What needs to be done
Quote all lines below exactly. Images stay out.

[Collection entries]
* * *

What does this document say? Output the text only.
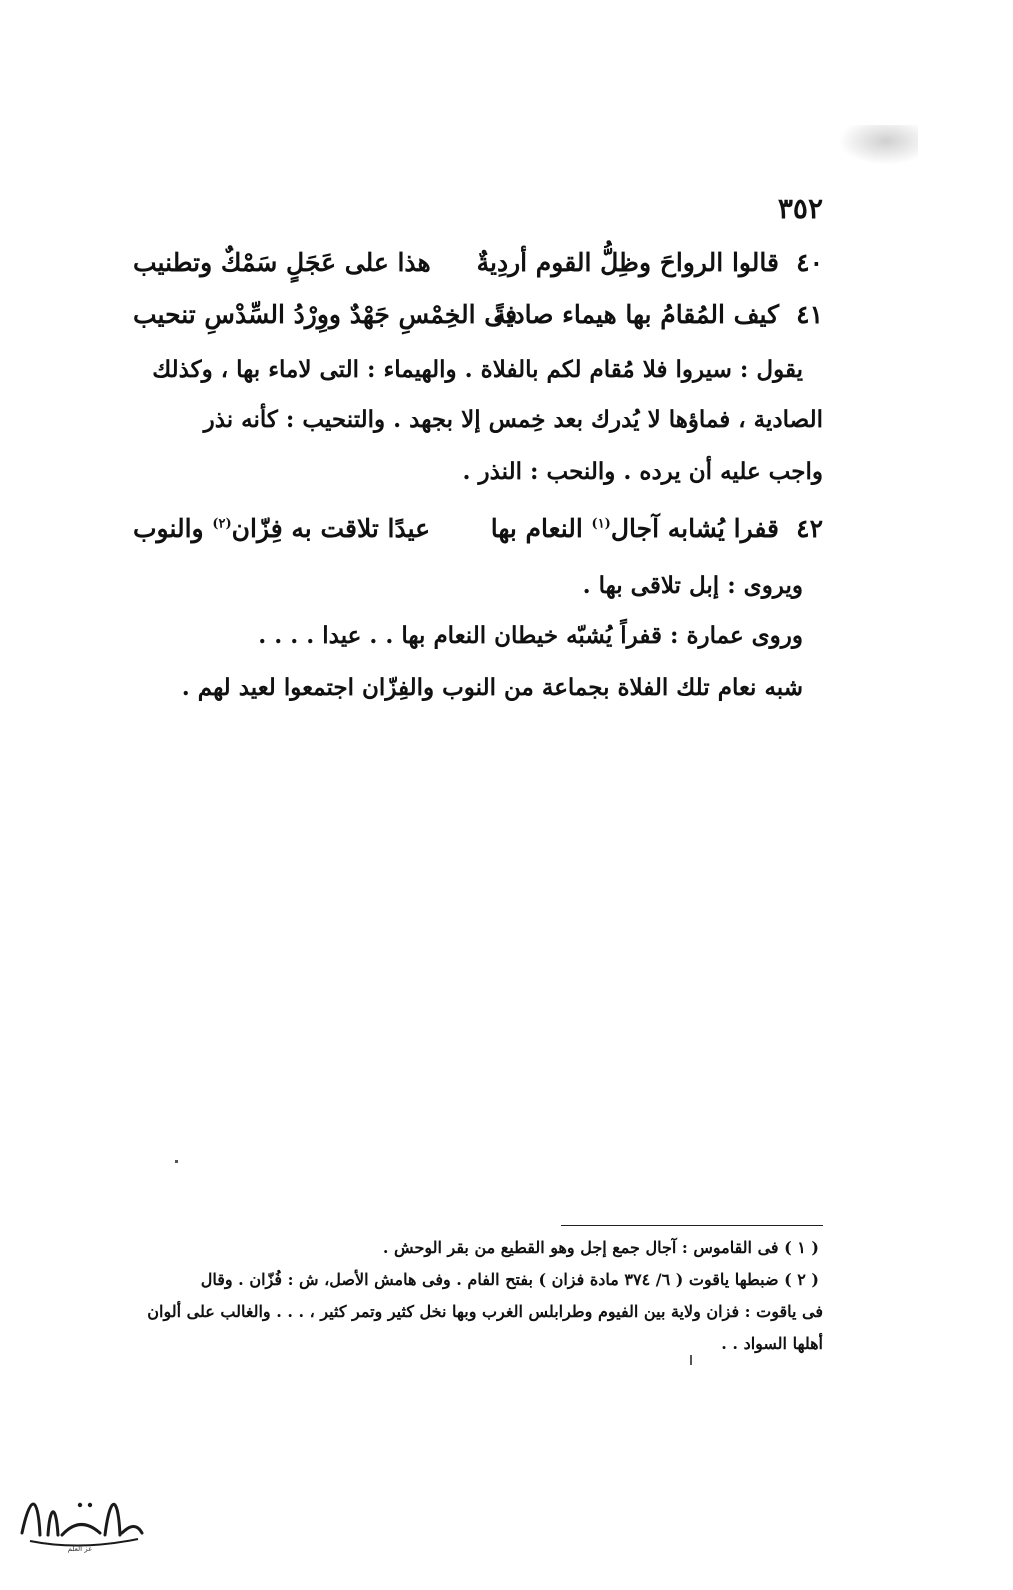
٣٥٢
٤٠
قالوا الرواحَ وظِلُّ القوم أردِيةٌ
هذا على عَجَلٍ سَمْكٌ وتطنيب
٤١
كيف المُقامُ بها هيماء صاديةً
فى الخِمْسِ جَهْدٌ ووِرْدُ السِّدْسِ تنحيب
يقول : سيروا فلا مُقام لكم بالفلاة . والهيماء : التى لاماء بها ، وكذلك
الصادية ، فماؤها لا يُدرك بعد خِمس إلا بجهد . والتنحيب : كأنه نذر
واجب عليه أن يرده . والنحب : النذر .
٤٢
قفرا يُشابه آجال$^{(١)}$ النعام بها
عيدًا تلاقت به فِزّان$^{(٢)}$ والنوب
ويروى : إبل تلاقى بها .
وروى عمارة : قفراً يُشبّه خيطان النعام بها . . عيدا . . . .
شبه نعام تلك الفلاة بجماعة من النوب والفِزّان اجتمعوا لعيد لهم .
( ١ ) فى القاموس : آجال جمع إجل وهو القطيع من بقر الوحش .
( ٢ ) ضبطها ياقوت ( ٦/ ٣٧٤ مادة فزان ) بفتح الفام . وفى هامش الأصل، ش : فُزّان . وقال
فى ياقوت : فزان ولاية بين الفيوم وطرابلس الغرب وبها نخل كثير وتمر كثير ، . . . والغالب على ألوان
أهلها السواد . .
عز العلم
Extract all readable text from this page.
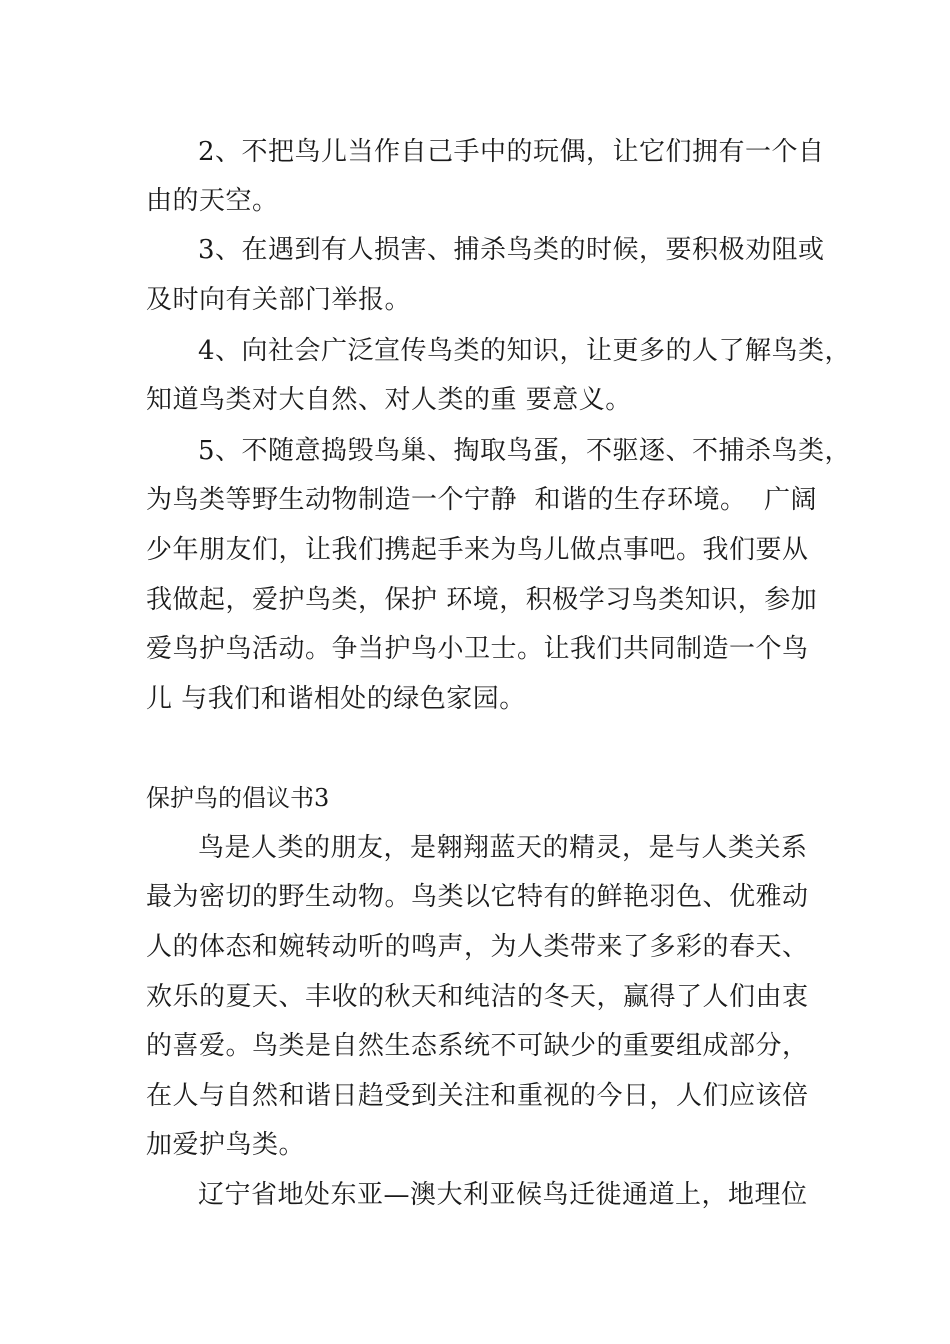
2、不把鸟儿当作自己手中的玩偶，让它们拥有一个自
由的天空。
3、在遇到有人损害、捕杀鸟类的时候，要积极劝阻或
及时向有关部门举报。
4、向社会广泛宣传鸟类的知识，让更多的人了解鸟类，
知道鸟类对大自然、对人类的重 要意义。
5、不随意捣毁鸟巢、掏取鸟蛋，不驱逐、不捕杀鸟类，
为鸟类等野生动物制造一个宁静  和谐的生存环境。  广阔
少年朋友们，让我们携起手来为鸟儿做点事吧。我们要从
我做起，爱护鸟类，保护 环境，积极学习鸟类知识，参加
爱鸟护鸟活动。争当护鸟小卫士。让我们共同制造一个鸟
儿 与我们和谐相处的绿色家园。
保护鸟的倡议书3
鸟是人类的朋友，是翱翔蓝天的精灵，是与人类关系
最为密切的野生动物。鸟类以它特有的鲜艳羽色、优雅动
人的体态和婉转动听的鸣声，为人类带来了多彩的春天、
欢乐的夏天、丰收的秋天和纯洁的冬天，赢得了人们由衷
的喜爱。鸟类是自然生态系统不可缺少的重要组成部分，
在人与自然和谐日趋受到关注和重视的今日，人们应该倍
加爱护鸟类。
辽宁省地处东亚—澳大利亚候鸟迁徙通道上，地理位
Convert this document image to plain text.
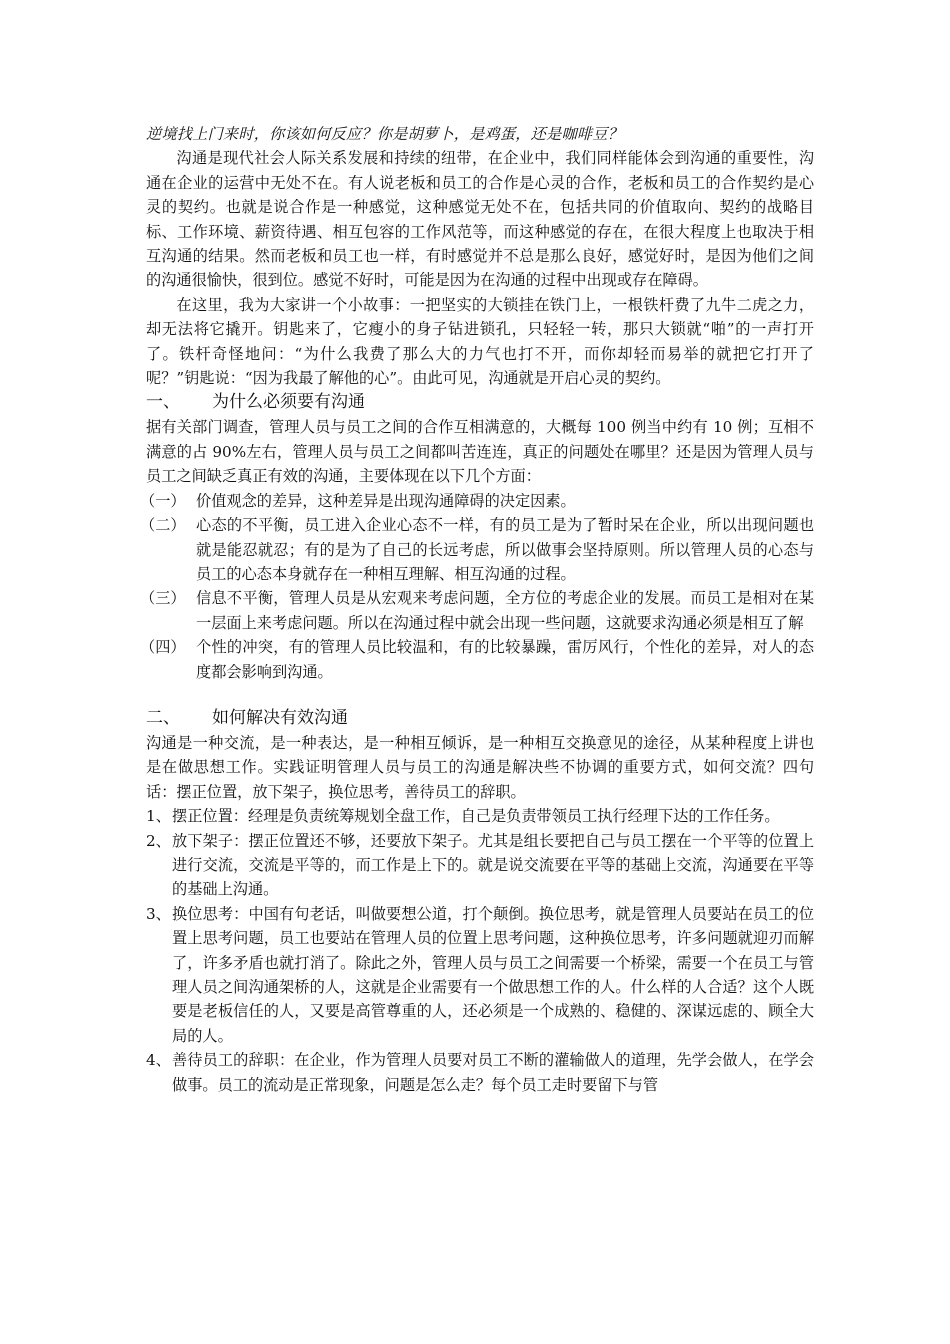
逆境找上门来时，你该如何反应？你是胡萝卜，是鸡蛋，还是咖啡豆？

沟通是现代社会人际关系发展和持续的纽带，在企业中，我们同样能体会到沟通的重要性，沟通在企业的运营中无处不在。有人说老板和员工的合作是心灵的合作，老板和员工的合作契约是心灵的契约。也就是说合作是一种感觉，这种感觉无处不在，包括共同的价值取向、契约的战略目标、工作环境、薪资待遇、相互包容的工作风范等，而这种感觉的存在，在很大程度上也取决于相互沟通的结果。然而老板和员工也一样，有时感觉并不总是那么良好，感觉好时，是因为他们之间的沟通很愉快，很到位。感觉不好时，可能是因为在沟通的过程中出现或存在障碍。

在这里，我为大家讲一个小故事：一把坚实的大锁挂在铁门上，一根铁杆费了九牛二虎之力，却无法将它撬开。钥匙来了，它瘦小的身子钻进锁孔，只轻轻一转，那只大锁就“啪”的一声打开了。铁杆奇怪地问：“为什么我费了那么大的力气也打不开，而你却轻而易举的就把它打开了呢？”钥匙说：“因为我最了解他的心”。由此可见，沟通就是开启心灵的契约。

一、	为什么必须要有沟通

据有关部门调查，管理人员与员工之间的合作互相满意的，大概每 100 例当中约有 10 例；互相不满意的占 90%左右，管理人员与员工之间都叫苦连连，真正的问题处在哪里？还是因为管理人员与员工之间缺乏真正有效的沟通，主要体现在以下几个方面：

（一） 价值观念的差异，这种差异是出现沟通障碍的决定因素。
（二） 心态的不平衡，员工进入企业心态不一样，有的员工是为了暂时呆在企业，所以出现问题也就是能忍就忍；有的是为了自己的长远考虑，所以做事会坚持原则。所以管理人员的心态与员工的心态本身就存在一种相互理解、相互沟通的过程。
（三） 信息不平衡，管理人员是从宏观来考虑问题，全方位的考虑企业的发展。而员工是相对在某一层面上来考虑问题。所以在沟通过程中就会出现一些问题，这就要求沟通必须是相互了解
（四） 个性的冲突，有的管理人员比较温和，有的比较暴躁，雷厉风行，个性化的差异，对人的态度都会影响到沟通。
二、	如何解决有效沟通

沟通是一种交流，是一种表达，是一种相互倾诉，是一种相互交换意见的途径，从某种程度上讲也是在做思想工作。实践证明管理人员与员工的沟通是解决些不协调的重要方式，如何交流？四句话：摆正位置，放下架子，换位思考，善待员工的辞职。

1、 摆正位置：经理是负责统筹规划全盘工作，自己是负责带领员工执行经理下达的工作任务。
2、 放下架子：摆正位置还不够，还要放下架子。尤其是组长要把自己与员工摆在一个平等的位置上进行交流，交流是平等的，而工作是上下的。就是说交流要在平等的基础上交流，沟通要在平等的基础上沟通。
3、 换位思考：中国有句老话，叫做要想公道，打个颠倒。换位思考，就是管理人员要站在员工的位置上思考问题，员工也要站在管理人员的位置上思考问题，这种换位思考，许多问题就迎刃而解了，许多矛盾也就打消了。除此之外，管理人员与员工之间需要一个桥梁，需要一个在员工与管理人员之间沟通架桥的人，这就是企业需要有一个做思想工作的人。什么样的人合适？这个人既要是老板信任的人，又要是高管尊重的人，还必须是一个成熟的、稳健的、深谋远虑的、顾全大局的人。
4、 善待员工的辞职：在企业，作为管理人员要对员工不断的灌输做人的道理，先学会做人，在学会做事。员工的流动是正常现象，问题是怎么走？每个员工走时要留下与管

* * *

Output of the exercise
What does this document say? Output the text only.
٣٥٢
٤٠
قالوا الرواحَ وظِلُّ القوم أردِيةٌ
هذا على عَجَلٍ سَمْكٌ وتطنيب
٤١
كيف المُقامُ بها هيماء صاديةً
فى الخِمْسِ جَهْدٌ ووِرْدُ السِّدْسِ تنحيب
يقول : سيروا فلا مُقام لكم بالفلاة . والهيماء : التى لاماء بها ، وكذلك
الصادية ، فماؤها لا يُدرك بعد خِمس إلا بجهد . والتنحيب : كأنه نذر
واجب عليه أن يرده . والنحب : النذر .
٤٢
قفرا يُشابه آجال$^{(١)}$ النعام بها
عيدًا تلاقت به فِزّان$^{(٢)}$ والنوب
ويروى : إبل تلاقى بها .
وروى عمارة : قفراً يُشبّه خيطان النعام بها . . عيدا . . . .
شبه نعام تلك الفلاة بجماعة من النوب والفِزّان اجتمعوا لعيد لهم .
( ١ ) فى القاموس : آجال جمع إجل وهو القطيع من بقر الوحش .
( ٢ ) ضبطها ياقوت ( ٦/ ٣٧٤ مادة فزان ) بفتح الفام . وفى هامش الأصل، ش : فُزّان . وقال
فى ياقوت : فزان ولاية بين الفيوم وطرابلس الغرب وبها نخل كثير وتمر كثير ، . . . والغالب على ألوان
أهلها السواد . .
عز العلم
Extract all readable text from this page.
2、不把鸟儿当作自己手中的玩偶，让它们拥有一个自
由的天空。
3、在遇到有人损害、捕杀鸟类的时候，要积极劝阻或
及时向有关部门举报。
4、向社会广泛宣传鸟类的知识，让更多的人了解鸟类，
知道鸟类对大自然、对人类的重 要意义。
5、不随意捣毁鸟巢、掏取鸟蛋，不驱逐、不捕杀鸟类，
为鸟类等野生动物制造一个宁静  和谐的生存环境。  广阔
少年朋友们，让我们携起手来为鸟儿做点事吧。我们要从
我做起，爱护鸟类，保护 环境，积极学习鸟类知识，参加
爱鸟护鸟活动。争当护鸟小卫士。让我们共同制造一个鸟
儿 与我们和谐相处的绿色家园。
保护鸟的倡议书3
鸟是人类的朋友，是翱翔蓝天的精灵，是与人类关系
最为密切的野生动物。鸟类以它特有的鲜艳羽色、优雅动
人的体态和婉转动听的鸣声，为人类带来了多彩的春天、
欢乐的夏天、丰收的秋天和纯洁的冬天，赢得了人们由衷
的喜爱。鸟类是自然生态系统不可缺少的重要组成部分，
在人与自然和谐日趋受到关注和重视的今日，人们应该倍
加爱护鸟类。
辽宁省地处东亚—澳大利亚候鸟迁徙通道上，地理位
Convert this document image to plain text.
逆境找上门来时，你该如何反应？你是胡萝卜，是鸡蛋，还是咖啡豆？

沟通是现代社会人际关系发展和持续的纽带，在企业中，我们同样能体会到沟通的重要性，沟通在企业的运营中无处不在。有人说老板和员工的合作是心灵的合作，老板和员工的合作契约是心灵的契约。也就是说合作是一种感觉，这种感觉无处不在，包括共同的价值取向、契约的战略目标、工作环境、薪资待遇、相互包容的工作风范等，而这种感觉的存在，在很大程度上也取决于相互沟通的结果。然而老板和员工也一样，有时感觉并不总是那么良好，感觉好时，是因为他们之间的沟通很愉快，很到位。感觉不好时，可能是因为在沟通的过程中出现或存在障碍。

在这里，我为大家讲一个小故事：一把坚实的大锁挂在铁门上，一根铁杆费了九牛二虎之力，却无法将它撬开。钥匙来了，它瘦小的身子钻进锁孔，只轻轻一转，那只大锁就“啪”的一声打开了。铁杆奇怪地问：“为什么我费了那么大的力气也打不开，而你却轻而易举的就把它打开了呢？”钥匙说：“因为我最了解他的心”。由此可见，沟通就是开启心灵的契约。

一、	为什么必须要有沟通

据有关部门调查，管理人员与员工之间的合作互相满意的，大概每 100 例当中约有 10 例；互相不满意的占 90%左右，管理人员与员工之间都叫苦连连，真正的问题处在哪里？还是因为管理人员与员工之间缺乏真正有效的沟通，主要体现在以下几个方面：

（一） 价值观念的差异，这种差异是出现沟通障碍的决定因素。
（二） 心态的不平衡，员工进入企业心态不一样，有的员工是为了暂时呆在企业，所以出现问题也就是能忍就忍；有的是为了自己的长远考虑，所以做事会坚持原则。所以管理人员的心态与员工的心态本身就存在一种相互理解、相互沟通的过程。
（三） 信息不平衡，管理人员是从宏观来考虑问题，全方位的考虑企业的发展。而员工是相对在某一层面上来考虑问题。所以在沟通过程中就会出现一些问题，这就要求沟通必须是相互了解
（四） 个性的冲突，有的管理人员比较温和，有的比较暴躁，雷厉风行，个性化的差异，对人的态度都会影响到沟通。
二、	如何解决有效沟通

沟通是一种交流，是一种表达，是一种相互倾诉，是一种相互交换意见的途径，从某种程度上讲也是在做思想工作。实践证明管理人员与员工的沟通是解决些不协调的重要方式，如何交流？四句话：摆正位置，放下架子，换位思考，善待员工的辞职。

1、 摆正位置：经理是负责统筹规划全盘工作，自己是负责带领员工执行经理下达的工作任务。
2、 放下架子：摆正位置还不够，还要放下架子。尤其是组长要把自己与员工摆在一个平等的位置上进行交流，交流是平等的，而工作是上下的。就是说交流要在平等的基础上交流，沟通要在平等的基础上沟通。
3、 换位思考：中国有句老话，叫做要想公道，打个颠倒。换位思考，就是管理人员要站在员工的位置上思考问题，员工也要站在管理人员的位置上思考问题，这种换位思考，许多问题就迎刃而解了，许多矛盾也就打消了。除此之外，管理人员与员工之间需要一个桥梁，需要一个在员工与管理人员之间沟通架桥的人，这就是企业需要有一个做思想工作的人。什么样的人合适？这个人既要是老板信任的人，又要是高管尊重的人，还必须是一个成熟的、稳健的、深谋远虑的、顾全大局的人。
4、 善待员工的辞职：在企业，作为管理人员要对员工不断的灌输做人的道理，先学会做人，在学会做事。员工的流动是正常现象，问题是怎么走？每个员工走时要留下与管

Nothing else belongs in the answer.